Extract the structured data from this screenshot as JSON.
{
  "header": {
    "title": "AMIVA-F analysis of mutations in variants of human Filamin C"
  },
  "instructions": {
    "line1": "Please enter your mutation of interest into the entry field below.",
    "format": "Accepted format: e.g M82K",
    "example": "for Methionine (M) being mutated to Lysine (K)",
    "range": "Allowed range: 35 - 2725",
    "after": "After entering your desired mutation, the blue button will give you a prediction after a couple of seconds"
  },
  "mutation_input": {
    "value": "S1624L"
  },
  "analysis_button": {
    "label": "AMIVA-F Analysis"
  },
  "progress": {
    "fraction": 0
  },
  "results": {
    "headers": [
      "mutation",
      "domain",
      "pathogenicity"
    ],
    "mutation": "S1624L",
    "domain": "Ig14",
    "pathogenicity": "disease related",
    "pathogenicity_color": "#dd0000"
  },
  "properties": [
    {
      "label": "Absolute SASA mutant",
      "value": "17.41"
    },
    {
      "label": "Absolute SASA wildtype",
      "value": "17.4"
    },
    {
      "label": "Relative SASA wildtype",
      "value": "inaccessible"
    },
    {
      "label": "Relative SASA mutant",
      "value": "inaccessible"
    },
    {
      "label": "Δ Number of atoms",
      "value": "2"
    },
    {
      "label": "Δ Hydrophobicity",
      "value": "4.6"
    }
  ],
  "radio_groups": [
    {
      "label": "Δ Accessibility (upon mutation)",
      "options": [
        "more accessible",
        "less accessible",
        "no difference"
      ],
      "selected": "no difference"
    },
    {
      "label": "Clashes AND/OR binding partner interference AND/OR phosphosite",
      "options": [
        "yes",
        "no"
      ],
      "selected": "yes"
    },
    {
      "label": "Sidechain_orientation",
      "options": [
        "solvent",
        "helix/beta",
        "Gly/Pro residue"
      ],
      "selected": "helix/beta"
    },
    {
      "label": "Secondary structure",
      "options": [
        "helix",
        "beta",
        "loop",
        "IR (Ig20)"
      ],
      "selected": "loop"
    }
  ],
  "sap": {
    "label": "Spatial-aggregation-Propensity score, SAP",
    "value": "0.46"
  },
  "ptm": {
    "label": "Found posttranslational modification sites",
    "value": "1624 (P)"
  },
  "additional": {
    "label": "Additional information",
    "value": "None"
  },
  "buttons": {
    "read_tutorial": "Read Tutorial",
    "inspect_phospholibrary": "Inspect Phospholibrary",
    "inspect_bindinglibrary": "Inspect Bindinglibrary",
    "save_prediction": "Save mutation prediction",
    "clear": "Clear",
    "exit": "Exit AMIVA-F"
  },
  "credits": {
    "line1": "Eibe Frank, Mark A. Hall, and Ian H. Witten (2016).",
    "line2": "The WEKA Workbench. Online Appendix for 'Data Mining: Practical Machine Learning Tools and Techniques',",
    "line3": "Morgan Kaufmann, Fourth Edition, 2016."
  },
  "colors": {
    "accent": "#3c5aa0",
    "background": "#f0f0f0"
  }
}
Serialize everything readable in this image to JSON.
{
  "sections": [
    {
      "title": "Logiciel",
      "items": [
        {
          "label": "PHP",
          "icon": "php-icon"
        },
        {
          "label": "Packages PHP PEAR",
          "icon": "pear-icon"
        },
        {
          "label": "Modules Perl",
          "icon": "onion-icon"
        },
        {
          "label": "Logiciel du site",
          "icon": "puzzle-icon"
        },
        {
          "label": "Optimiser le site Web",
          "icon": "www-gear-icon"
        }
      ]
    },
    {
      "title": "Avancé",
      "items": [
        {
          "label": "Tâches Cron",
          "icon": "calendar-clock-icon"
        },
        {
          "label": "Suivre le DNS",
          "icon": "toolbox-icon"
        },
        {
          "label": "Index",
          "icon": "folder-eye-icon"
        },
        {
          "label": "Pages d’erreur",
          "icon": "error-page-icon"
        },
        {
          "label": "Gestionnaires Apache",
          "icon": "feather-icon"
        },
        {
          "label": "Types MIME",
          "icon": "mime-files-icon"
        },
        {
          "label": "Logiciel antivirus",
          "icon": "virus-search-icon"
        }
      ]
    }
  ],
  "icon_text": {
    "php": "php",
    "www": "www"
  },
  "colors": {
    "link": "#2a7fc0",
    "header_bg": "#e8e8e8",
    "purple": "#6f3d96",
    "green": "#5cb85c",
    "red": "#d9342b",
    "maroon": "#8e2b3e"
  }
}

- **Task details**: Check each line above for the word "Relative", and copy the lines where it appears.

- **Answer**:
      "label": "Relative SASA wildtype",
      "label": "Relative SASA mutant",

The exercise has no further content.